# Requirement
Reproduce the entire listing word for word.

# Data records
>>>
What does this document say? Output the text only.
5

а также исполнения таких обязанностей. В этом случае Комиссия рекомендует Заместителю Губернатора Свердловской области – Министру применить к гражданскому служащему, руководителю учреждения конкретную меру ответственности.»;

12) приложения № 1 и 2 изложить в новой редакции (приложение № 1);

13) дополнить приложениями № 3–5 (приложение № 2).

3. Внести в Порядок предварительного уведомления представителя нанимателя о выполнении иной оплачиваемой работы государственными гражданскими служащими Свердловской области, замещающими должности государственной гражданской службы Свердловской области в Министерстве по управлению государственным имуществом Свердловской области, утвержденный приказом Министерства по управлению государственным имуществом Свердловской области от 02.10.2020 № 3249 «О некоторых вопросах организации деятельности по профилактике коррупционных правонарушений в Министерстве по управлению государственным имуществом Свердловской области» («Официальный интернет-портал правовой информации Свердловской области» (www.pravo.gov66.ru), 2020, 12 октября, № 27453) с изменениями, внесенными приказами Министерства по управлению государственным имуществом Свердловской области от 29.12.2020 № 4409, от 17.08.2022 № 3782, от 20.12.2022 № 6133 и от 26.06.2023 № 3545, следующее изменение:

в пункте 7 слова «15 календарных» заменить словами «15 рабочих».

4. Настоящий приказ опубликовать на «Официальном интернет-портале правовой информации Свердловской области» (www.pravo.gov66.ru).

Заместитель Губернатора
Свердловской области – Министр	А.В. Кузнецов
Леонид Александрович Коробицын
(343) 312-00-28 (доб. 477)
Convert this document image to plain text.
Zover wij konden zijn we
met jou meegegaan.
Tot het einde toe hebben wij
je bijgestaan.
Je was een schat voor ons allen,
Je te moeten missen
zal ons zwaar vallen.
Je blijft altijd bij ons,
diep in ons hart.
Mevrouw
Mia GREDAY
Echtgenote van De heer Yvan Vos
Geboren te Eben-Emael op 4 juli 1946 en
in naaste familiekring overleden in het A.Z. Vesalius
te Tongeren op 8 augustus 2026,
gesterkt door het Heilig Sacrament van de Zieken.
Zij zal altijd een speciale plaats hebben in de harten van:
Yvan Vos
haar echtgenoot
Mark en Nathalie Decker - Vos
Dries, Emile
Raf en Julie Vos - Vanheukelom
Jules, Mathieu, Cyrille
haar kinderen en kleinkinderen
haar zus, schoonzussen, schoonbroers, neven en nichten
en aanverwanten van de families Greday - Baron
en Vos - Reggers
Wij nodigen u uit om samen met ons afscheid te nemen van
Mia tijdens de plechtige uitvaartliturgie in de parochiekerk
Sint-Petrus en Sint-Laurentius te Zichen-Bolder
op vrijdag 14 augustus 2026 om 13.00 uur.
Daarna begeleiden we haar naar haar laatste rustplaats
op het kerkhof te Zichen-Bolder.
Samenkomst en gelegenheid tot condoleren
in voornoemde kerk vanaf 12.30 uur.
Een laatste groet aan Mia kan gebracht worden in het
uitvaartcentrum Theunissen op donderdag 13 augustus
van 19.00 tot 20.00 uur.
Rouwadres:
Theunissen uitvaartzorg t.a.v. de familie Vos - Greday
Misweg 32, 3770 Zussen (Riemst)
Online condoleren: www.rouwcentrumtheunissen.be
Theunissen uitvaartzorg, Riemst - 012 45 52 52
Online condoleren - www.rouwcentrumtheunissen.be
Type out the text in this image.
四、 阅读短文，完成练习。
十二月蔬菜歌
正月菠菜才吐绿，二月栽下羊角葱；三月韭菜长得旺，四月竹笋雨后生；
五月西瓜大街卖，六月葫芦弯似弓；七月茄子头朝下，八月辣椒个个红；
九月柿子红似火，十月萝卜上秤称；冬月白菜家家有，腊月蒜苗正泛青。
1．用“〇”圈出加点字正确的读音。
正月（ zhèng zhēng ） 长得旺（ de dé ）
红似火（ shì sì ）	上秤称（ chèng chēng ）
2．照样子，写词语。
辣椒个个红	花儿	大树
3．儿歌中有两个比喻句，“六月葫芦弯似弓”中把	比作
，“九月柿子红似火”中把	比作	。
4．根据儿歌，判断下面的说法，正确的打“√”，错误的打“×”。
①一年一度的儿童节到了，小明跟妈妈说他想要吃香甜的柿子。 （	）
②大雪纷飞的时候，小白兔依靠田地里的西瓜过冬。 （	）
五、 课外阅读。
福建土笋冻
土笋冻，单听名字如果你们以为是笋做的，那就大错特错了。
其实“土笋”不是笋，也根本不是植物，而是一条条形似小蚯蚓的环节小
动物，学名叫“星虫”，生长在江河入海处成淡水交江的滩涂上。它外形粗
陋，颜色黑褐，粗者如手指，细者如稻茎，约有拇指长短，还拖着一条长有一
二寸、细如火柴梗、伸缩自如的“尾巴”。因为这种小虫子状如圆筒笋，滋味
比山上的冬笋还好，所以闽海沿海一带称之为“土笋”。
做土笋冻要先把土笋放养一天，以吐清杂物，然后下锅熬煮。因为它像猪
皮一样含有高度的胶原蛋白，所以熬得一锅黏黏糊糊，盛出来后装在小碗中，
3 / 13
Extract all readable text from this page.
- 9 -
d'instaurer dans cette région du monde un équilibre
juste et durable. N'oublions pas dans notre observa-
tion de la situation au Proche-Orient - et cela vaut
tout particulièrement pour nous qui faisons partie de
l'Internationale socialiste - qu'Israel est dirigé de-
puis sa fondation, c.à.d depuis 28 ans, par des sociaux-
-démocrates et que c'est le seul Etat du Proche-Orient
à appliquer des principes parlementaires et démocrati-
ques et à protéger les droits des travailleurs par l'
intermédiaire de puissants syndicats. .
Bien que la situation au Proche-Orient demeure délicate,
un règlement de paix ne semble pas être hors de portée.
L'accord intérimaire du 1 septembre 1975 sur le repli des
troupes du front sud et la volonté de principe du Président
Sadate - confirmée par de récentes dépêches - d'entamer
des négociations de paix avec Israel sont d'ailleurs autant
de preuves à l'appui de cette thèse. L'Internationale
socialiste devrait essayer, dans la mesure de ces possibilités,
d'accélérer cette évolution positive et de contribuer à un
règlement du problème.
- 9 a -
<<<
# Reply
What does this document say? Output the text only.
5

а также исполнения таких обязанностей. В этом случае Комиссия рекомендует Заместителю Губернатора Свердловской области – Министру применить к гражданскому служащему, руководителю учреждения конкретную меру ответственности.»;

12) приложения № 1 и 2 изложить в новой редакции (приложение № 1);

13) дополнить приложениями № 3–5 (приложение № 2).

3. Внести в Порядок предварительного уведомления представителя нанимателя о выполнении иной оплачиваемой работы государственными гражданскими служащими Свердловской области, замещающими должности государственной гражданской службы Свердловской области в Министерстве по управлению государственным имуществом Свердловской области, утвержденный приказом Министерства по управлению государственным имуществом Свердловской области от 02.10.2020 № 3249 «О некоторых вопросах организации деятельности по профилактике коррупционных правонарушений в Министерстве по управлению государственным имуществом Свердловской области» («Официальный интернет-портал правовой информации Свердловской области» (www.pravo.gov66.ru), 2020, 12 октября, № 27453) с изменениями, внесенными приказами Министерства по управлению государственным имуществом Свердловской области от 29.12.2020 № 4409, от 17.08.2022 № 3782, от 20.12.2022 № 6133 и от 26.06.2023 № 3545, следующее изменение:

в пункте 7 слова «15 календарных» заменить словами «15 рабочих».

4. Настоящий приказ опубликовать на «Официальном интернет-портале правовой информации Свердловской области» (www.pravo.gov66.ru).

Заместитель Губернатора
Свердловской области – Министр	А.В. Кузнецов
Леонид Александрович Коробицын
(343) 312-00-28 (доб. 477)
Convert this document image to plain text.
Zover wij konden zijn we
met jou meegegaan.
Tot het einde toe hebben wij
je bijgestaan.
Je was een schat voor ons allen,
Je te moeten missen
zal ons zwaar vallen.
Je blijft altijd bij ons,
diep in ons hart.
Mevrouw
Mia GREDAY
Echtgenote van De heer Yvan Vos
Geboren te Eben-Emael op 4 juli 1946 en
in naaste familiekring overleden in het A.Z. Vesalius
te Tongeren op 8 augustus 2026,
gesterkt door het Heilig Sacrament van de Zieken.
Zij zal altijd een speciale plaats hebben in de harten van:
Yvan Vos
haar echtgenoot
Mark en Nathalie Decker - Vos
Dries, Emile
Raf en Julie Vos - Vanheukelom
Jules, Mathieu, Cyrille
haar kinderen en kleinkinderen
haar zus, schoonzussen, schoonbroers, neven en nichten
en aanverwanten van de families Greday - Baron
en Vos - Reggers
Wij nodigen u uit om samen met ons afscheid te nemen van
Mia tijdens de plechtige uitvaartliturgie in de parochiekerk
Sint-Petrus en Sint-Laurentius te Zichen-Bolder
op vrijdag 14 augustus 2026 om 13.00 uur.
Daarna begeleiden we haar naar haar laatste rustplaats
op het kerkhof te Zichen-Bolder.
Samenkomst en gelegenheid tot condoleren
in voornoemde kerk vanaf 12.30 uur.
Een laatste groet aan Mia kan gebracht worden in het
uitvaartcentrum Theunissen op donderdag 13 augustus
van 19.00 tot 20.00 uur.
Rouwadres:
Theunissen uitvaartzorg t.a.v. de familie Vos - Greday
Misweg 32, 3770 Zussen (Riemst)
Online condoleren: www.rouwcentrumtheunissen.be
Theunissen uitvaartzorg, Riemst - 012 45 52 52
Online condoleren - www.rouwcentrumtheunissen.be
Type out the text in this image.
四、 阅读短文，完成练习。
十二月蔬菜歌
正月菠菜才吐绿，二月栽下羊角葱；三月韭菜长得旺，四月竹笋雨后生；
五月西瓜大街卖，六月葫芦弯似弓；七月茄子头朝下，八月辣椒个个红；
九月柿子红似火，十月萝卜上秤称；冬月白菜家家有，腊月蒜苗正泛青。
1．用“〇”圈出加点字正确的读音。
正月（ zhèng zhēng ） 长得旺（ de dé ）
红似火（ shì sì ）	上秤称（ chèng chēng ）
2．照样子，写词语。
辣椒个个红	花儿	大树
3．儿歌中有两个比喻句，“六月葫芦弯似弓”中把	比作
，“九月柿子红似火”中把	比作	。
4．根据儿歌，判断下面的说法，正确的打“√”，错误的打“×”。
①一年一度的儿童节到了，小明跟妈妈说他想要吃香甜的柿子。 （	）
②大雪纷飞的时候，小白兔依靠田地里的西瓜过冬。 （	）
五、 课外阅读。
福建土笋冻
土笋冻，单听名字如果你们以为是笋做的，那就大错特错了。
其实“土笋”不是笋，也根本不是植物，而是一条条形似小蚯蚓的环节小
动物，学名叫“星虫”，生长在江河入海处成淡水交江的滩涂上。它外形粗
陋，颜色黑褐，粗者如手指，细者如稻茎，约有拇指长短，还拖着一条长有一
二寸、细如火柴梗、伸缩自如的“尾巴”。因为这种小虫子状如圆筒笋，滋味
比山上的冬笋还好，所以闽海沿海一带称之为“土笋”。
做土笋冻要先把土笋放养一天，以吐清杂物，然后下锅熬煮。因为它像猪
皮一样含有高度的胶原蛋白，所以熬得一锅黏黏糊糊，盛出来后装在小碗中，
3 / 13
Extract all readable text from this page.
- 9 -
d'instaurer dans cette région du monde un équilibre
juste et durable. N'oublions pas dans notre observa-
tion de la situation au Proche-Orient - et cela vaut
tout particulièrement pour nous qui faisons partie de
l'Internationale socialiste - qu'Israel est dirigé de-
puis sa fondation, c.à.d depuis 28 ans, par des sociaux-
-démocrates et que c'est le seul Etat du Proche-Orient
à appliquer des principes parlementaires et démocrati-
ques et à protéger les droits des travailleurs par l'
intermédiaire de puissants syndicats. .
Bien que la situation au Proche-Orient demeure délicate,
un règlement de paix ne semble pas être hors de portée.
L'accord intérimaire du 1 septembre 1975 sur le repli des
troupes du front sud et la volonté de principe du Président
Sadate - confirmée par de récentes dépêches - d'entamer
des négociations de paix avec Israel sont d'ailleurs autant
de preuves à l'appui de cette thèse. L'Internationale
socialiste devrait essayer, dans la mesure de ces possibilités,
d'accélérer cette évolution positive et de contribuer à un
règlement du problème.
- 9 a -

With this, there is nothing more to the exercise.